* Data listing
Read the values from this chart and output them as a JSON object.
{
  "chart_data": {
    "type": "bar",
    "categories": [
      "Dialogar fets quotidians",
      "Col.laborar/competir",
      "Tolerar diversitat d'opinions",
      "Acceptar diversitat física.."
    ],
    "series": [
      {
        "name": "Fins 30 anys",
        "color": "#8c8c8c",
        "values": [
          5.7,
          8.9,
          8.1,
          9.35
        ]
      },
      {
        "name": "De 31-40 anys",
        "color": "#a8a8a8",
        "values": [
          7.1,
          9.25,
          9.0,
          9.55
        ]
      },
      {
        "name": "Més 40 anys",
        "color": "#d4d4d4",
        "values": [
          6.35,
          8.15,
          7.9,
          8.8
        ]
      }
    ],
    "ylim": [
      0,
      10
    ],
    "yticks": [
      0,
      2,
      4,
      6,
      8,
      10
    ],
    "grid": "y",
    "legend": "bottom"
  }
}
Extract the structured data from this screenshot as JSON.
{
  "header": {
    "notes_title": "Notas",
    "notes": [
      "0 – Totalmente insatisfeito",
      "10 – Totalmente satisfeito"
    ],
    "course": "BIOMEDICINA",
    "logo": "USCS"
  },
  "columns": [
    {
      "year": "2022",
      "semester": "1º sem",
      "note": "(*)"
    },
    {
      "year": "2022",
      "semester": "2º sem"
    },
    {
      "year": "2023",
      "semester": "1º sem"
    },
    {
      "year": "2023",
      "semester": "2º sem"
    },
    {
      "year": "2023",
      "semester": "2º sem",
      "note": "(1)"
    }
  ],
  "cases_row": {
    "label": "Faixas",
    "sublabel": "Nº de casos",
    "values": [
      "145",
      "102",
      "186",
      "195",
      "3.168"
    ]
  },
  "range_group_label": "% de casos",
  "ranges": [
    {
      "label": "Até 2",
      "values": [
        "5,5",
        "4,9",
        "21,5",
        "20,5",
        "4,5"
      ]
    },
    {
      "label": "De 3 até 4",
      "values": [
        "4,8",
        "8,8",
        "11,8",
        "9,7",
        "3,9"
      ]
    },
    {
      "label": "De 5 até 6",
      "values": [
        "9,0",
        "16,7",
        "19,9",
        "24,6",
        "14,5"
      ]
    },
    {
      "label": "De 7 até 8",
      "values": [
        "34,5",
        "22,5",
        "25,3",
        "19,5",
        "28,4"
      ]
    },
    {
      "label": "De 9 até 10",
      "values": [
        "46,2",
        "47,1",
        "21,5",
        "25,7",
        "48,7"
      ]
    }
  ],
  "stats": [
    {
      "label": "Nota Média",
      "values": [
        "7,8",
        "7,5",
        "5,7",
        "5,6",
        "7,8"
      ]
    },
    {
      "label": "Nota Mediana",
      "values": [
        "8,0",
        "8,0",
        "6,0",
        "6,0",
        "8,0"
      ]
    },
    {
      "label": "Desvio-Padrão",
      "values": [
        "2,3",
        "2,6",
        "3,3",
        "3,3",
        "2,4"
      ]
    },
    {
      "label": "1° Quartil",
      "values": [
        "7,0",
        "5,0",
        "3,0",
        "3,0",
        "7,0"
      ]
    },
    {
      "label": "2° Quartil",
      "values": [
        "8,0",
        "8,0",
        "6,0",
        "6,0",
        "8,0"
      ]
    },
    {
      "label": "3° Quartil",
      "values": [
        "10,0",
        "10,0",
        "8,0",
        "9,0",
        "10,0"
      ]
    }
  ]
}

* Exercise goal
Please set down each line of the records exactly as given.

* The completed task
Read the values from this chart and output them as a JSON object.
{
  "chart_data": {
    "type": "bar",
    "categories": [
      "Dialogar fets quotidians",
      "Col.laborar/competir",
      "Tolerar diversitat d'opinions",
      "Acceptar diversitat física.."
    ],
    "series": [
      {
        "name": "Fins 30 anys",
        "color": "#8c8c8c",
        "values": [
          5.7,
          8.9,
          8.1,
          9.35
        ]
      },
      {
        "name": "De 31-40 anys",
        "color": "#a8a8a8",
        "values": [
          7.1,
          9.25,
          9.0,
          9.55
        ]
      },
      {
        "name": "Més 40 anys",
        "color": "#d4d4d4",
        "values": [
          6.35,
          8.15,
          7.9,
          8.8
        ]
      }
    ],
    "ylim": [
      0,
      10
    ],
    "yticks": [
      0,
      2,
      4,
      6,
      8,
      10
    ],
    "grid": "y",
    "legend": "bottom"
  }
}
Extract the structured data from this screenshot as JSON.
{
  "header": {
    "notes_title": "Notas",
    "notes": [
      "0 – Totalmente insatisfeito",
      "10 – Totalmente satisfeito"
    ],
    "course": "BIOMEDICINA",
    "logo": "USCS"
  },
  "columns": [
    {
      "year": "2022",
      "semester": "1º sem",
      "note": "(*)"
    },
    {
      "year": "2022",
      "semester": "2º sem"
    },
    {
      "year": "2023",
      "semester": "1º sem"
    },
    {
      "year": "2023",
      "semester": "2º sem"
    },
    {
      "year": "2023",
      "semester": "2º sem",
      "note": "(1)"
    }
  ],
  "cases_row": {
    "label": "Faixas",
    "sublabel": "Nº de casos",
    "values": [
      "145",
      "102",
      "186",
      "195",
      "3.168"
    ]
  },
  "range_group_label": "% de casos",
  "ranges": [
    {
      "label": "Até 2",
      "values": [
        "5,5",
        "4,9",
        "21,5",
        "20,5",
        "4,5"
      ]
    },
    {
      "label": "De 3 até 4",
      "values": [
        "4,8",
        "8,8",
        "11,8",
        "9,7",
        "3,9"
      ]
    },
    {
      "label": "De 5 até 6",
      "values": [
        "9,0",
        "16,7",
        "19,9",
        "24,6",
        "14,5"
      ]
    },
    {
      "label": "De 7 até 8",
      "values": [
        "34,5",
        "22,5",
        "25,3",
        "19,5",
        "28,4"
      ]
    },
    {
      "label": "De 9 até 10",
      "values": [
        "46,2",
        "47,1",
        "21,5",
        "25,7",
        "48,7"
      ]
    }
  ],
  "stats": [
    {
      "label": "Nota Média",
      "values": [
        "7,8",
        "7,5",
        "5,7",
        "5,6",
        "7,8"
      ]
    },
    {
      "label": "Nota Mediana",
      "values": [
        "8,0",
        "8,0",
        "6,0",
        "6,0",
        "8,0"
      ]
    },
    {
      "label": "Desvio-Padrão",
      "values": [
        "2,3",
        "2,6",
        "3,3",
        "3,3",
        "2,4"
      ]
    },
    {
      "label": "1° Quartil",
      "values": [
        "7,0",
        "5,0",
        "3,0",
        "3,0",
        "7,0"
      ]
    },
    {
      "label": "2° Quartil",
      "values": [
        "8,0",
        "8,0",
        "6,0",
        "6,0",
        "8,0"
      ]
    },
    {
      "label": "3° Quartil",
      "values": [
        "10,0",
        "10,0",
        "8,0",
        "9,0",
        "10,0"
      ]
    }
  ]
}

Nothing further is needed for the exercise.